Data records:
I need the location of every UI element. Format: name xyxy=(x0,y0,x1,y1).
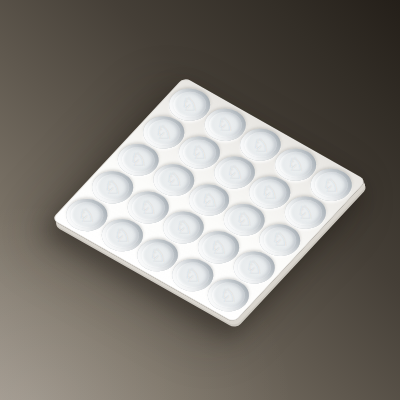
well-grid: ♘♘♘♘♘♘♘♘♘♘♘♘♘♘♘♘♘♘♘♘♘♘♘♘♘ xyxy=(58,82,360,317)
well-r5c5: ♘ xyxy=(303,163,360,207)
horse-emblem-icon: ♘ xyxy=(311,164,352,205)
photo-scene: ♘♘♘♘♘♘♘♘♘♘♘♘♘♘♘♘♘♘♘♘♘♘♘♘♘ xyxy=(0,0,400,400)
piece-tray: ♘♘♘♘♘♘♘♘♘♘♘♘♘♘♘♘♘♘♘♘♘♘♘♘♘ xyxy=(51,77,367,323)
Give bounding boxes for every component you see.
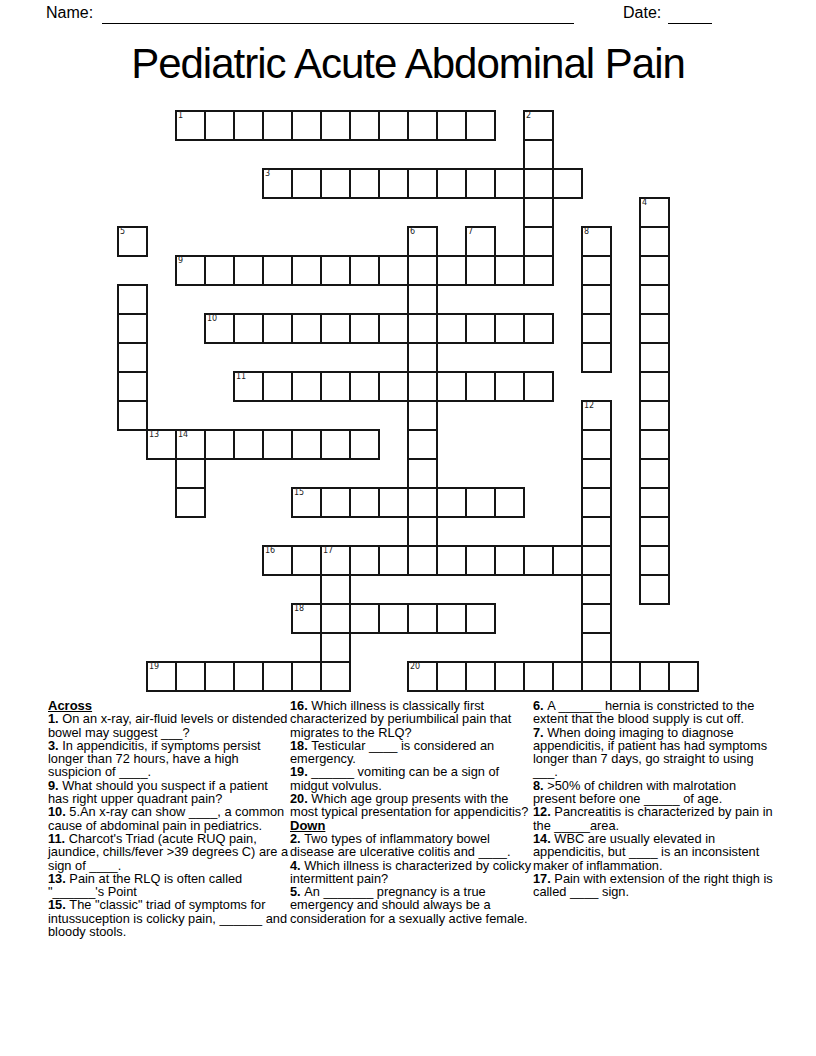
crossword-cell[interactable] [436, 255, 467, 286]
crossword-cell[interactable] [407, 371, 438, 402]
clue-4: 4. Which illness is characterized by col… [290, 859, 532, 886]
crossword-cell[interactable] [204, 429, 235, 460]
crossword-cell[interactable] [407, 400, 438, 431]
crossword-cell[interactable] [668, 661, 699, 692]
clue-column-across: Across1. On an x-ray, air-fluid levels o… [48, 699, 290, 938]
clue-18: 18. Testicular ____ is considered an eme… [290, 739, 532, 766]
crossword-cell[interactable] [233, 255, 264, 286]
crossword-cell[interactable] [523, 168, 554, 199]
crossword-cell[interactable] [378, 255, 409, 286]
crossword-cell[interactable] [262, 313, 293, 344]
crossword-cell[interactable] [523, 545, 554, 576]
crossword-cell[interactable] [407, 487, 438, 518]
clue-19: 19. ______ vomiting can be a sign of mid… [290, 765, 532, 792]
crossword-cell[interactable] [639, 429, 670, 460]
cell-number: 6 [410, 227, 415, 237]
crossword-cell[interactable] [465, 313, 496, 344]
crossword-cell[interactable] [581, 429, 612, 460]
crossword-cell[interactable] [581, 487, 612, 518]
cell-number: 14 [178, 430, 188, 440]
crossword-cell[interactable] [349, 603, 380, 634]
date-label: Date: [623, 4, 661, 22]
crossword-cell[interactable] [523, 313, 554, 344]
crossword-cell[interactable] [320, 313, 351, 344]
crossword-cell[interactable] [465, 603, 496, 634]
clue-6: 6. A ______ hernia is constricted to the… [533, 699, 775, 726]
crossword-cell[interactable] [436, 313, 467, 344]
cell-number: 7 [468, 227, 473, 237]
crossword-cell[interactable] [494, 545, 525, 576]
cell-number: 18 [294, 604, 304, 614]
crossword-cell[interactable] [175, 661, 206, 692]
crossword-cell[interactable] [465, 110, 496, 141]
crossword-cell[interactable] [465, 661, 496, 692]
crossword-cell[interactable] [552, 168, 583, 199]
clue-2: 2. Two types of inflammatory bowel disea… [290, 832, 532, 859]
crossword-cell[interactable] [204, 110, 235, 141]
crossword-cell[interactable] [465, 487, 496, 518]
crossword-cell[interactable] [117, 342, 148, 373]
clue-17: 17. Pain with extension of the right thi… [533, 872, 775, 899]
cell-number: 5 [120, 227, 125, 237]
clue-16: 16. Which illness is classically first c… [290, 699, 532, 739]
crossword-cell[interactable] [320, 603, 351, 634]
clues-header-down: Down [290, 819, 532, 832]
crossword-cell[interactable] [639, 661, 670, 692]
cell-number: 11 [236, 372, 246, 382]
crossword-cell[interactable] [523, 226, 554, 257]
crossword-cell[interactable] [262, 661, 293, 692]
crossword-cell[interactable] [494, 255, 525, 286]
crossword-cell[interactable] [436, 168, 467, 199]
crossword-cell[interactable] [494, 168, 525, 199]
crossword-cell[interactable] [204, 661, 235, 692]
cell-number: 2 [526, 111, 531, 121]
crossword-cell[interactable] [581, 516, 612, 547]
crossword-cell[interactable] [378, 371, 409, 402]
crossword-cell[interactable] [349, 110, 380, 141]
crossword-cell[interactable] [407, 516, 438, 547]
crossword-cell[interactable] [320, 255, 351, 286]
crossword-cell[interactable] [639, 574, 670, 605]
crossword-cell[interactable] [291, 371, 322, 402]
cell-number: 16 [265, 546, 275, 556]
crossword-cell[interactable] [378, 603, 409, 634]
crossword-cell[interactable] [407, 284, 438, 315]
crossword-cell[interactable] [233, 110, 264, 141]
crossword-cell[interactable] [378, 110, 409, 141]
cell-number: 8 [584, 227, 589, 237]
clue-10: 10. 5.An x-ray can show ____, a common c… [48, 805, 290, 832]
crossword-cell[interactable] [494, 371, 525, 402]
clue-8: 8. >50% of children with malrotation pre… [533, 779, 775, 806]
crossword-cell[interactable] [117, 313, 148, 344]
date-input-line[interactable] [668, 6, 712, 24]
crossword-cell[interactable] [262, 110, 293, 141]
cell-number: 12 [584, 401, 594, 411]
crossword-cell[interactable] [436, 661, 467, 692]
crossword-cell[interactable] [349, 168, 380, 199]
crossword-cell[interactable] [581, 661, 612, 692]
clue-7: 7. When doing imaging to diagnose append… [533, 726, 775, 779]
crossword-cell[interactable] [117, 284, 148, 315]
crossword-cell[interactable] [175, 458, 206, 489]
crossword-cell[interactable] [349, 429, 380, 460]
crossword-cell[interactable] [378, 313, 409, 344]
crossword-cell[interactable] [581, 632, 612, 663]
crossword-cell[interactable] [581, 255, 612, 286]
crossword-cell[interactable] [291, 110, 322, 141]
crossword-cell[interactable] [581, 284, 612, 315]
crossword-cell[interactable] [407, 603, 438, 634]
crossword-cell[interactable] [523, 255, 554, 286]
crossword-cell[interactable] [320, 487, 351, 518]
crossword-cell[interactable] [407, 168, 438, 199]
crossword-cell[interactable] [639, 313, 670, 344]
page-title: Pediatric Acute Abdominal Pain [0, 40, 816, 88]
crossword-cell[interactable] [349, 313, 380, 344]
crossword-cell[interactable] [349, 487, 380, 518]
crossword-cell[interactable] [262, 255, 293, 286]
crossword-cell[interactable] [552, 545, 583, 576]
clue-11: 11. Charcot's Triad (acute RUQ pain, jau… [48, 832, 290, 872]
crossword-cell[interactable] [320, 574, 351, 605]
clue-1: 1. On an x-ray, air-fluid levels or dist… [48, 712, 290, 739]
crossword-cell[interactable] [291, 313, 322, 344]
clue-20: 20. Which age group presents with the mo… [290, 792, 532, 819]
crossword-cell[interactable] [581, 545, 612, 576]
crossword-cell[interactable] [639, 545, 670, 576]
clue-15: 15. The "classic" triad of symptoms for … [48, 898, 290, 938]
crossword-cell[interactable] [233, 429, 264, 460]
clue-5: 5. An _______ pregnancy is a true emerge… [290, 885, 532, 925]
crossword-cell[interactable] [291, 255, 322, 286]
crossword-cell[interactable] [581, 603, 612, 634]
clue-3: 3. In appendicitis, if symptoms persist … [48, 739, 290, 779]
crossword-cell[interactable] [349, 545, 380, 576]
crossword-cell[interactable] [291, 545, 322, 576]
crossword-cell[interactable] [436, 487, 467, 518]
clue-12: 12. Pancreatitis is characterized by pai… [533, 805, 775, 832]
crossword-cell[interactable] [378, 545, 409, 576]
crossword-cell[interactable] [320, 168, 351, 199]
cell-number: 13 [149, 430, 159, 440]
crossword-cell[interactable] [523, 371, 554, 402]
crossword-cell[interactable] [581, 574, 612, 605]
crossword-cell[interactable] [117, 371, 148, 402]
crossword-cell[interactable] [407, 458, 438, 489]
crossword-cell[interactable] [436, 603, 467, 634]
crossword-cell[interactable] [639, 516, 670, 547]
crossword-cell[interactable] [378, 487, 409, 518]
crossword-cell[interactable] [639, 487, 670, 518]
crossword-cell[interactable] [233, 313, 264, 344]
crossword-cell[interactable] [465, 168, 496, 199]
cell-number: 1 [178, 111, 183, 121]
worksheet-page: { "game": "crossword", "title": "Pediatr… [0, 0, 816, 1056]
crossword-cell[interactable] [320, 661, 351, 692]
cell-number: 20 [410, 662, 420, 672]
crossword-cell[interactable] [639, 255, 670, 286]
crossword-cell[interactable] [407, 255, 438, 286]
crossword-cell[interactable] [407, 342, 438, 373]
crossword-cell[interactable] [378, 168, 409, 199]
crossword-cell[interactable] [117, 400, 148, 431]
clue-column-down: 6. A ______ hernia is constricted to the… [533, 699, 775, 898]
cell-number: 4 [642, 198, 647, 208]
crossword-cell[interactable] [581, 342, 612, 373]
crossword-cell[interactable] [407, 110, 438, 141]
name-label: Name: [46, 4, 93, 22]
clue-column-middle: 16. Which illness is classically first c… [290, 699, 532, 925]
crossword-cell[interactable] [523, 661, 554, 692]
crossword-cell[interactable] [349, 255, 380, 286]
crossword-cell[interactable] [349, 371, 380, 402]
clue-13: 13. Pain at the RLQ is often called "___… [48, 872, 290, 899]
crossword-cell[interactable] [639, 458, 670, 489]
crossword-cell[interactable] [262, 371, 293, 402]
crossword-cell[interactable] [465, 545, 496, 576]
crossword-cell[interactable] [233, 661, 264, 692]
cell-number: 17 [323, 546, 333, 556]
crossword-cell[interactable] [436, 110, 467, 141]
crossword-cell[interactable] [494, 661, 525, 692]
clue-9: 9. What should you suspect if a patient … [48, 779, 290, 806]
crossword-cell[interactable] [407, 313, 438, 344]
crossword-cell[interactable] [407, 545, 438, 576]
crossword-cell[interactable] [465, 371, 496, 402]
crossword-cell[interactable] [581, 313, 612, 344]
crossword-cell[interactable] [639, 284, 670, 315]
crossword-cell[interactable] [407, 429, 438, 460]
crossword-cell[interactable] [639, 371, 670, 402]
cell-number: 15 [294, 488, 304, 498]
clues-header-across: Across [48, 699, 290, 712]
crossword-cell[interactable] [523, 197, 554, 228]
crossword-cell[interactable] [581, 458, 612, 489]
crossword-grid: 1391011131516181920245678121417 [117, 110, 699, 692]
crossword-cell[interactable] [320, 371, 351, 402]
cell-number: 3 [265, 169, 270, 179]
crossword-cell[interactable] [465, 255, 496, 286]
crossword-cell[interactable] [291, 168, 322, 199]
crossword-cell[interactable] [436, 371, 467, 402]
crossword-cell[interactable] [291, 661, 322, 692]
crossword-cell[interactable] [291, 429, 322, 460]
name-input-line[interactable] [102, 6, 574, 24]
cell-number: 10 [207, 314, 217, 324]
crossword-cell[interactable] [494, 313, 525, 344]
clue-14: 14. WBC are usually elevated in appendic… [533, 832, 775, 872]
crossword-cell[interactable] [610, 661, 641, 692]
crossword-cell[interactable] [320, 632, 351, 663]
crossword-cell[interactable] [552, 661, 583, 692]
cell-number: 19 [149, 662, 159, 672]
crossword-cell[interactable] [175, 487, 206, 518]
crossword-cell[interactable] [639, 400, 670, 431]
crossword-cell[interactable] [523, 139, 554, 170]
crossword-cell[interactable] [639, 342, 670, 373]
cell-number: 9 [178, 256, 183, 266]
crossword-cell[interactable] [639, 226, 670, 257]
crossword-cell[interactable] [320, 110, 351, 141]
crossword-cell[interactable] [320, 429, 351, 460]
crossword-cell[interactable] [262, 429, 293, 460]
crossword-cell[interactable] [436, 545, 467, 576]
crossword-cell[interactable] [204, 255, 235, 286]
crossword-cell[interactable] [494, 487, 525, 518]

Exercise requirements:
Reproduce verbatim everything from the start of the data down through the line containing "Give bounding boxes", including that line, and leave the pictures out.

Written answer:
I need the location of every UI element. Format: name xyxy=(x0,y0,x1,y1).
well-grid: ♘♘♘♘♘♘♘♘♘♘♘♘♘♘♘♘♘♘♘♘♘♘♘♘♘ xyxy=(58,82,360,317)
well-r5c5: ♘ xyxy=(303,163,360,207)
horse-emblem-icon: ♘ xyxy=(311,164,352,205)
photo-scene: ♘♘♘♘♘♘♘♘♘♘♘♘♘♘♘♘♘♘♘♘♘♘♘♘♘ xyxy=(0,0,400,400)
piece-tray: ♘♘♘♘♘♘♘♘♘♘♘♘♘♘♘♘♘♘♘♘♘♘♘♘♘ xyxy=(51,77,367,323)
Give bounding boxes for every component you see.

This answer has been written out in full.